* GIVEN PROBLEM
Lines holding the string "JSON" are the ones to copy from this listing.

─── DATA FOR THIS EXERCISE

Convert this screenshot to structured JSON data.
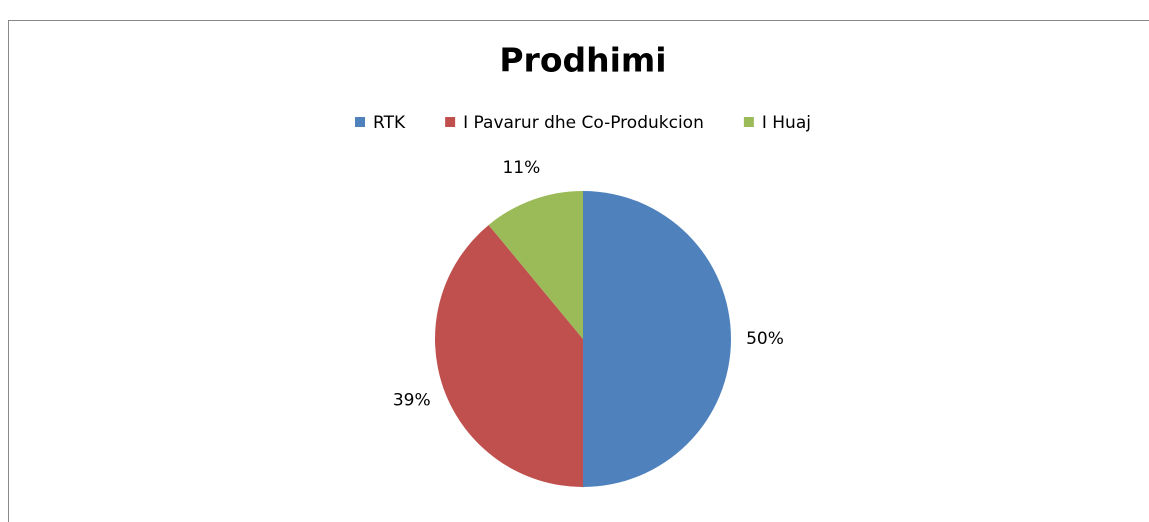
{
  "chart_data": {
    "type": "pie",
    "title": "Prodhimi",
    "categories": [
      "RTK",
      "I Pavarur dhe Co-Produkcion",
      "I Huaj"
    ],
    "values": [
      50,
      39,
      11
    ],
    "value_labels": [
      "50%",
      "39%",
      "11%"
    ],
    "colors": [
      "#4f81bd",
      "#c0504d",
      "#9bbb59"
    ],
    "legend": "top"
  }
}
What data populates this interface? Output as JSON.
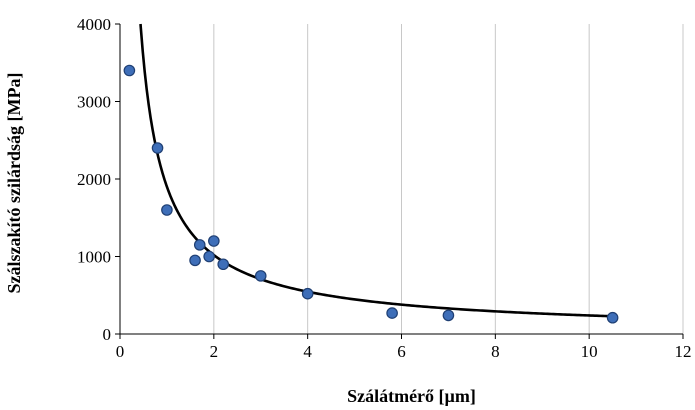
{
  "chart_data": {
    "type": "scatter",
    "title": "",
    "xlabel": "Szálátmérő [µm]",
    "ylabel": "Szálszakító szilárdság [MPa]",
    "xlim": [
      0,
      12
    ],
    "ylim": [
      0,
      4000
    ],
    "x_ticks": [
      0,
      2,
      4,
      6,
      8,
      10,
      12
    ],
    "y_ticks": [
      0,
      1000,
      2000,
      3000,
      4000
    ],
    "x_tick_labels": [
      "0",
      "2",
      "4",
      "6",
      "8",
      "10",
      "12"
    ],
    "y_tick_labels": [
      "0",
      "1000",
      "2000",
      "3000",
      "4000"
    ],
    "grid": "vertical lines at x ticks",
    "legend": "none",
    "series": [
      {
        "x": [
          0.2,
          0.8,
          1.0,
          1.6,
          1.7,
          1.9,
          2.0,
          2.2,
          3.0,
          4.0,
          5.8,
          7.0,
          10.5
        ],
        "y": [
          3400,
          2400,
          1600,
          950,
          1150,
          1000,
          1200,
          900,
          750,
          520,
          270,
          240,
          210
        ],
        "marker": "circle",
        "color": "#3e6eb8"
      }
    ],
    "trendline": {
      "kind": "power",
      "coefficient": 1900,
      "exponent": -0.9,
      "x_from": 0.4,
      "x_to": 10.5,
      "color": "#000000"
    }
  }
}
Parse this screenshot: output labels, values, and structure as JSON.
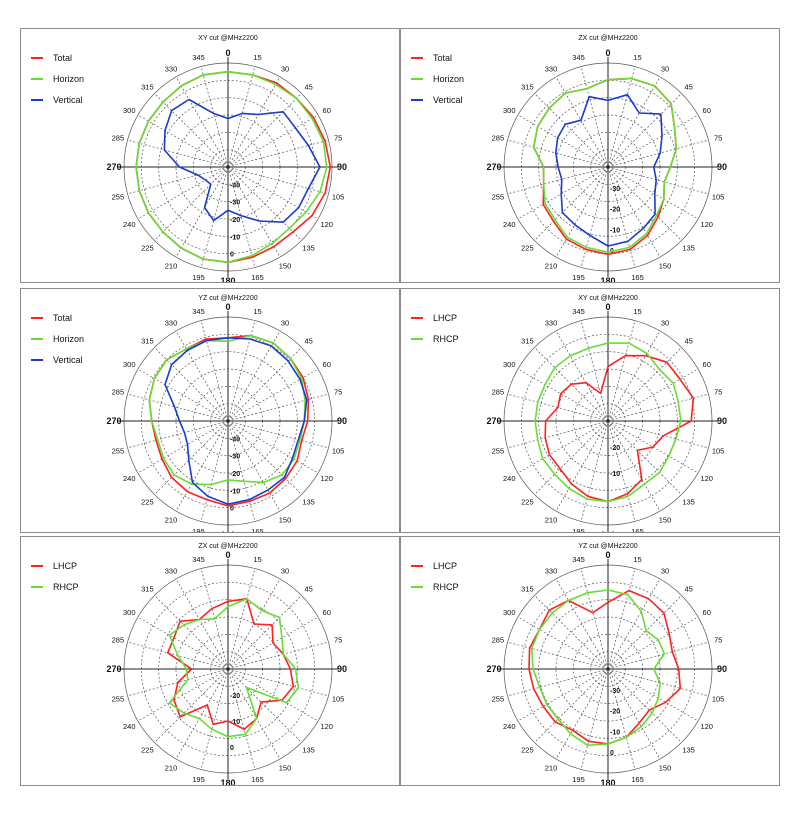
{
  "angle_labels": [
    "0",
    "15",
    "30",
    "45",
    "60",
    "75",
    "90",
    "105",
    "120",
    "135",
    "150",
    "165",
    "180",
    "195",
    "210",
    "225",
    "240",
    "255",
    "270",
    "285",
    "300",
    "315",
    "330",
    "345"
  ],
  "chart_data": [
    {
      "type": "polar",
      "title": "XY cut @MHz2200",
      "radial_ticks": [
        "-40",
        "-30",
        "-20",
        "-10",
        "0"
      ],
      "rmin": -50,
      "rmax": 10,
      "series": [
        {
          "name": "Total",
          "color": "#ff2020",
          "values": [
            5,
            5,
            6,
            6,
            7,
            8,
            9,
            8,
            6,
            3,
            3,
            4,
            5,
            5,
            4,
            3,
            3,
            3,
            3,
            3,
            3,
            3,
            4,
            5
          ]
        },
        {
          "name": "Horizon",
          "color": "#66dd33",
          "values": [
            5,
            5,
            5,
            6,
            6,
            7,
            7,
            5,
            2,
            0,
            1,
            3,
            5,
            5,
            4,
            3,
            3,
            3,
            3,
            3,
            3,
            3,
            4,
            5
          ]
        },
        {
          "name": "Vertical",
          "color": "#1a3ccc",
          "values": [
            -22,
            -18,
            -15,
            -5,
            -5,
            -2,
            3,
            -2,
            -3,
            -5,
            -14,
            -21,
            -25,
            -18,
            -23,
            -36,
            -35,
            -32,
            -22,
            -12,
            -8,
            -4,
            -5,
            -18
          ]
        }
      ]
    },
    {
      "type": "polar",
      "title": "ZX cut @MHz2200",
      "radial_ticks": [
        "-30",
        "-20",
        "-10",
        "0"
      ],
      "rmin": -40,
      "rmax": 10,
      "series": [
        {
          "name": "Total",
          "color": "#ff2020",
          "values": [
            2,
            4,
            5,
            3,
            -3,
            -6,
            -10,
            -12,
            -9,
            -6,
            -2,
            1,
            2,
            1,
            0,
            -3,
            -4,
            -8,
            -9,
            -3,
            -1,
            0,
            1,
            -1
          ]
        },
        {
          "name": "Horizon",
          "color": "#66dd33",
          "values": [
            2,
            4,
            5,
            3,
            -3,
            -6,
            -10,
            -12,
            -9,
            -7,
            -3,
            0,
            1,
            0,
            -1,
            -4,
            -5,
            -8,
            -9,
            -3,
            -1,
            0,
            1,
            -1
          ]
        },
        {
          "name": "Vertical",
          "color": "#1a3ccc",
          "values": [
            -8,
            -4,
            -10,
            -4,
            -10,
            -14,
            -18,
            -16,
            -14,
            -8,
            -6,
            -3,
            -2,
            -6,
            -8,
            -9,
            -14,
            -17,
            -16,
            -14,
            -12,
            -11,
            -14,
            -5
          ]
        }
      ]
    },
    {
      "type": "polar",
      "title": "YZ cut @MHz2200",
      "radial_ticks": [
        "-40",
        "-30",
        "-20",
        "-10",
        "0"
      ],
      "rmin": -50,
      "rmax": 10,
      "series": [
        {
          "name": "Total",
          "color": "#ff2020",
          "values": [
            -2,
            1,
            2,
            1,
            0,
            -2,
            -4,
            -6,
            -4,
            -3,
            -2,
            -2,
            -1,
            -3,
            -3,
            -4,
            -6,
            -7,
            -6,
            -3,
            -1,
            0,
            -2,
            -1
          ]
        },
        {
          "name": "Horizon",
          "color": "#66dd33",
          "values": [
            -4,
            1,
            2,
            1,
            -1,
            -4,
            -6,
            -7,
            -6,
            -6,
            -9,
            -14,
            -16,
            -12,
            -8,
            -6,
            -7,
            -8,
            -6,
            -3,
            -1,
            0,
            -2,
            -2
          ]
        },
        {
          "name": "Vertical",
          "color": "#1a3ccc",
          "values": [
            -2,
            -1,
            0,
            -1,
            -2,
            -3,
            -6,
            -8,
            -7,
            -4,
            -4,
            -3,
            -2,
            -5,
            -9,
            -18,
            -23,
            -24,
            -22,
            -18,
            -8,
            -4,
            -3,
            -2
          ]
        }
      ]
    },
    {
      "type": "polar",
      "title": "XY cut @MHz2200",
      "radial_ticks": [
        "-20",
        "-10"
      ],
      "rmin": -30,
      "rmax": 10,
      "series": [
        {
          "name": "LHCP",
          "color": "#ff2020",
          "values": [
            -9,
            -4,
            -1,
            2,
            2,
            4,
            2,
            -8,
            -10,
            -14,
            -4,
            -1,
            1,
            0,
            -2,
            -4,
            -4,
            -5,
            -6,
            -10,
            -9,
            -10,
            -13,
            -19
          ]
        },
        {
          "name": "RHCP",
          "color": "#66dd33",
          "values": [
            0,
            1,
            0,
            -2,
            -1,
            -2,
            -2,
            -3,
            -3,
            -2,
            -2,
            0,
            1,
            1,
            0,
            -1,
            -1,
            -2,
            -2,
            -2,
            -2,
            -1,
            -1,
            -1
          ]
        }
      ]
    },
    {
      "type": "polar",
      "title": "ZX cut @MHz2200",
      "radial_ticks": [
        "-20",
        "-10",
        "0"
      ],
      "rmin": -30,
      "rmax": 10,
      "series": [
        {
          "name": "LHCP",
          "color": "#ff2020",
          "values": [
            -4,
            -2,
            -10,
            -6,
            -10,
            -8,
            -6,
            -4,
            -6,
            -12,
            -8,
            -6,
            -10,
            -8,
            -14,
            -4,
            -6,
            -10,
            -16,
            -6,
            -6,
            -4,
            -8,
            -6
          ]
        },
        {
          "name": "RHCP",
          "color": "#66dd33",
          "values": [
            -6,
            -2,
            -4,
            -2,
            -6,
            -8,
            -4,
            -2,
            -4,
            -20,
            -8,
            -4,
            -4,
            -6,
            -8,
            -6,
            -4,
            -14,
            -14,
            -10,
            -4,
            -6,
            -8,
            -10
          ]
        }
      ]
    },
    {
      "type": "polar",
      "title": "YZ cut @MHz2200",
      "radial_ticks": [
        "-30",
        "-20",
        "-10",
        "0"
      ],
      "rmin": -40,
      "rmax": 10,
      "series": [
        {
          "name": "LHCP",
          "color": "#ff2020",
          "values": [
            -8,
            -1,
            -1,
            -2,
            -6,
            -8,
            -6,
            -4,
            -8,
            -12,
            -10,
            -6,
            -4,
            -4,
            -6,
            -4,
            -4,
            -3,
            -2,
            -1,
            -2,
            0,
            -2,
            -12
          ]
        },
        {
          "name": "RHCP",
          "color": "#66dd33",
          "values": [
            -2,
            -3,
            -8,
            -14,
            -12,
            -12,
            -18,
            -14,
            -12,
            -10,
            -8,
            -6,
            -4,
            -2,
            -4,
            -6,
            -6,
            -6,
            -4,
            -2,
            -2,
            -2,
            -2,
            -2
          ]
        }
      ]
    }
  ]
}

──────

* EXERCISE RESPONSE
Convert this screenshot to structured JSON data.
What data populates this interface? Output as JSON.
Parse this screenshot: output labels, values, and structure as JSON.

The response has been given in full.